#### [Petunjuk Latihan]
Tulis ulang baris-baris dalam semua entri dengan mengganti setiap "actual-line" menjadi "observed-line" tanpa mengubah bagian lainnya. Jangan sertakan gambar dalam jawaban.

Entri dataset
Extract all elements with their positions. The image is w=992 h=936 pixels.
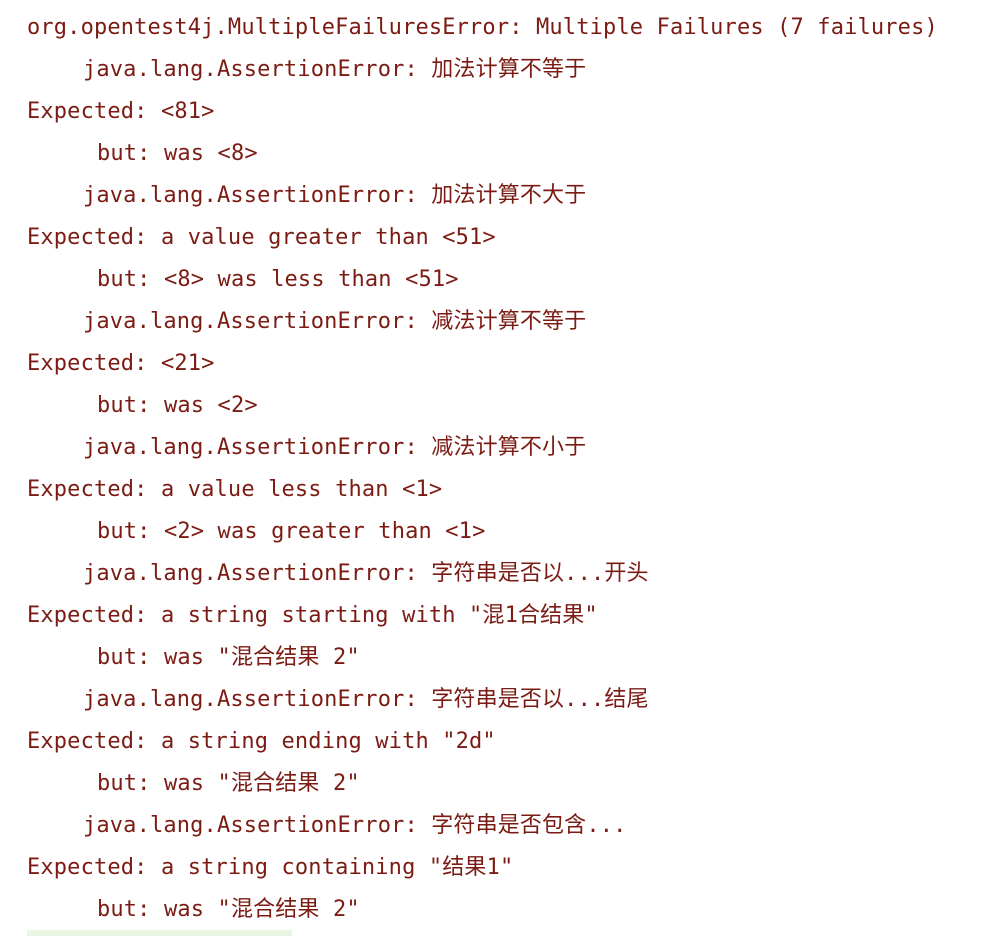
expected-line: Expected: a value less than <1> [27,477,443,502]
actual-line: but: was <2> [97,393,258,418]
actual-line: but: was "混合结果 2" [97,897,360,922]
actual-line: but: was "混合结果 2" [97,771,360,796]
expected-line: Expected: a string starting with "混1合结果" [27,603,598,628]
bottom-highlight-strip [27,930,292,936]
failures-header: org.opentest4j.MultipleFailuresError: Mu… [27,15,938,40]
assertion-error-line: java.lang.AssertionError: 字符串是否包含... [83,813,627,838]
actual-line: but: was <8> [97,141,258,166]
expected-line: Expected: a value greater than <51> [27,225,496,250]
assertion-error-line: java.lang.AssertionError: 字符串是否以...结尾 [83,687,649,712]
actual-line: but: was "混合结果 2" [97,645,360,670]
expected-line: Expected: a string ending with "2d" [27,729,496,754]
expected-line: Expected: <81> [27,99,215,124]
console-output: org.opentest4j.MultipleFailuresError: Mu… [0,0,992,936]
assertion-error-line: java.lang.AssertionError: 减法计算不小于 [83,435,587,460]
expected-line: Expected: <21> [27,351,215,376]
assertion-error-line: java.lang.AssertionError: 加法计算不等于 [83,57,587,82]
assertion-error-line: java.lang.AssertionError: 字符串是否以...开头 [83,561,649,586]
expected-line: Expected: a string containing "结果1" [27,855,514,880]
assertion-error-line: java.lang.AssertionError: 减法计算不等于 [83,309,587,334]
assertion-error-line: java.lang.AssertionError: 加法计算不大于 [83,183,587,208]
actual-line: but: <8> was less than <51> [97,267,459,292]
actual-line: but: <2> was greater than <1> [97,519,486,544]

#### [Penyelesaian Soal]
Extract all elements with their positions. The image is w=992 h=936 pixels.
expected-line: Expected: a value less than <1> [27,477,443,502]
observed-line: but: was <2> [97,393,258,418]
observed-line: but: was "混合结果 2" [97,897,360,922]
observed-line: but: was "混合结果 2" [97,771,360,796]
expected-line: Expected: a string starting with "混1合结果" [27,603,598,628]
bottom-highlight-strip [27,930,292,936]
failures-header: org.opentest4j.MultipleFailuresError: Mu… [27,15,938,40]
assertion-error-line: java.lang.AssertionError: 字符串是否包含... [83,813,627,838]
observed-line: but: was <8> [97,141,258,166]
expected-line: Expected: a value greater than <51> [27,225,496,250]
assertion-error-line: java.lang.AssertionError: 字符串是否以...结尾 [83,687,649,712]
observed-line: but: was "混合结果 2" [97,645,360,670]
expected-line: Expected: a string ending with "2d" [27,729,496,754]
expected-line: Expected: <81> [27,99,215,124]
console-output: org.opentest4j.MultipleFailuresError: Mu… [0,0,992,936]
assertion-error-line: java.lang.AssertionError: 减法计算不小于 [83,435,587,460]
expected-line: Expected: <21> [27,351,215,376]
assertion-error-line: java.lang.AssertionError: 加法计算不等于 [83,57,587,82]
assertion-error-line: java.lang.AssertionError: 字符串是否以...开头 [83,561,649,586]
expected-line: Expected: a string containing "结果1" [27,855,514,880]
assertion-error-line: java.lang.AssertionError: 减法计算不等于 [83,309,587,334]
assertion-error-line: java.lang.AssertionError: 加法计算不大于 [83,183,587,208]
observed-line: but: <8> was less than <51> [97,267,459,292]
observed-line: but: <2> was greater than <1> [97,519,486,544]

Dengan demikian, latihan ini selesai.